### Data to process:
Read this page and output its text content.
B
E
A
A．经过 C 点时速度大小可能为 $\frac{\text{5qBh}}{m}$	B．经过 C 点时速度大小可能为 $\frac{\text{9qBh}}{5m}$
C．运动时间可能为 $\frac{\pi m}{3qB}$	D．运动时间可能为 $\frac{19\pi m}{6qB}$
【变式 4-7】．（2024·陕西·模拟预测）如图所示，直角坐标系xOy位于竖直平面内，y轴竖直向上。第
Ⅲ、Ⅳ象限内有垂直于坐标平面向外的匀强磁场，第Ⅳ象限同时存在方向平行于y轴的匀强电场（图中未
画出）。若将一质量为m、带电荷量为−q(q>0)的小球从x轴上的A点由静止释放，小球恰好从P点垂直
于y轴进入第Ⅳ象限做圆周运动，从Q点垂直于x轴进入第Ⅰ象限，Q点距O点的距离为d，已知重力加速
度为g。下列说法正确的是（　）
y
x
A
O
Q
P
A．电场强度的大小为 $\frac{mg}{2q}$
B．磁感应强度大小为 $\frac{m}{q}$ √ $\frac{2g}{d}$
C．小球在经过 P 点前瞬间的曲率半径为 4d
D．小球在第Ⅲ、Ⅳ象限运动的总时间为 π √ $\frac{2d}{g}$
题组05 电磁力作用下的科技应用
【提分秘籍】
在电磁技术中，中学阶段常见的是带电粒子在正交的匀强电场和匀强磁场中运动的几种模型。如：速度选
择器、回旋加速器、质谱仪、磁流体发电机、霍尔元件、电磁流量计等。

* * *

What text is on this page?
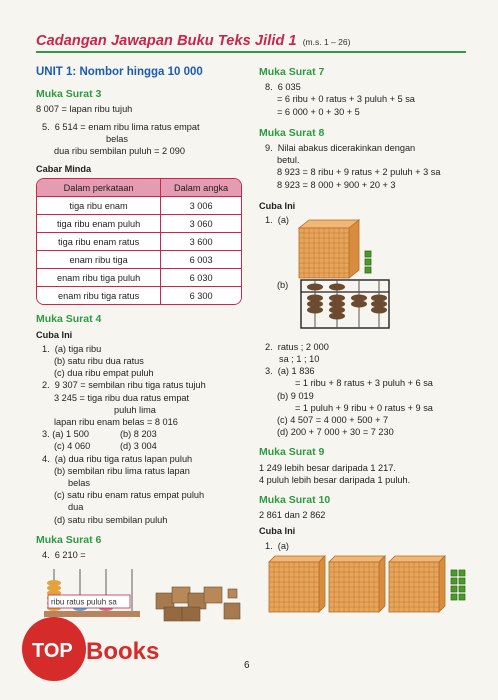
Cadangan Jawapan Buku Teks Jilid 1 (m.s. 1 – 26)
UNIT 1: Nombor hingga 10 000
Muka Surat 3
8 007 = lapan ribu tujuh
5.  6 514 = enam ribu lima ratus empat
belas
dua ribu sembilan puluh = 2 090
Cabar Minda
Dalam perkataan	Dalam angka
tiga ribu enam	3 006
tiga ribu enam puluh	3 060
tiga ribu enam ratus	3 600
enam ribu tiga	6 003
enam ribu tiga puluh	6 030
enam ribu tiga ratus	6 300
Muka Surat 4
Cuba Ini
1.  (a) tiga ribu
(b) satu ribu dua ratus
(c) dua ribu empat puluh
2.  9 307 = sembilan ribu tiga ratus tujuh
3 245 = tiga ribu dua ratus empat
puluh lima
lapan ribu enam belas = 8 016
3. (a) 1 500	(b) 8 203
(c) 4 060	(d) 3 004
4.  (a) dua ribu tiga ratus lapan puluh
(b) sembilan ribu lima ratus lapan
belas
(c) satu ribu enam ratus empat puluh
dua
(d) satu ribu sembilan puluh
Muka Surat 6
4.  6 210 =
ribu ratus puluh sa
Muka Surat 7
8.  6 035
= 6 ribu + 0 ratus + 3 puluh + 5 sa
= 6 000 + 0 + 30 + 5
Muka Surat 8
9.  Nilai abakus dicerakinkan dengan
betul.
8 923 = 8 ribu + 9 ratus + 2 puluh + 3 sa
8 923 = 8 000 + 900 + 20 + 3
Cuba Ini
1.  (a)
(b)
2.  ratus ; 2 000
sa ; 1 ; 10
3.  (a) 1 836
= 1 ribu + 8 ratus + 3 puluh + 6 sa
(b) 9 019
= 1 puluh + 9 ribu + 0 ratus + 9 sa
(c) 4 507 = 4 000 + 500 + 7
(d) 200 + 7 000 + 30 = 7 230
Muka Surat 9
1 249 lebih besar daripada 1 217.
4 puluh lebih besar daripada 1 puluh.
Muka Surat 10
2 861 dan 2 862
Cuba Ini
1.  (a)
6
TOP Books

### Given task:
Pull out every line in the material above where "tujuh" occurs.

### The output:
8 007 = lapan ribu tujuh
2.  9 307 = sembilan ribu tiga ratus tujuh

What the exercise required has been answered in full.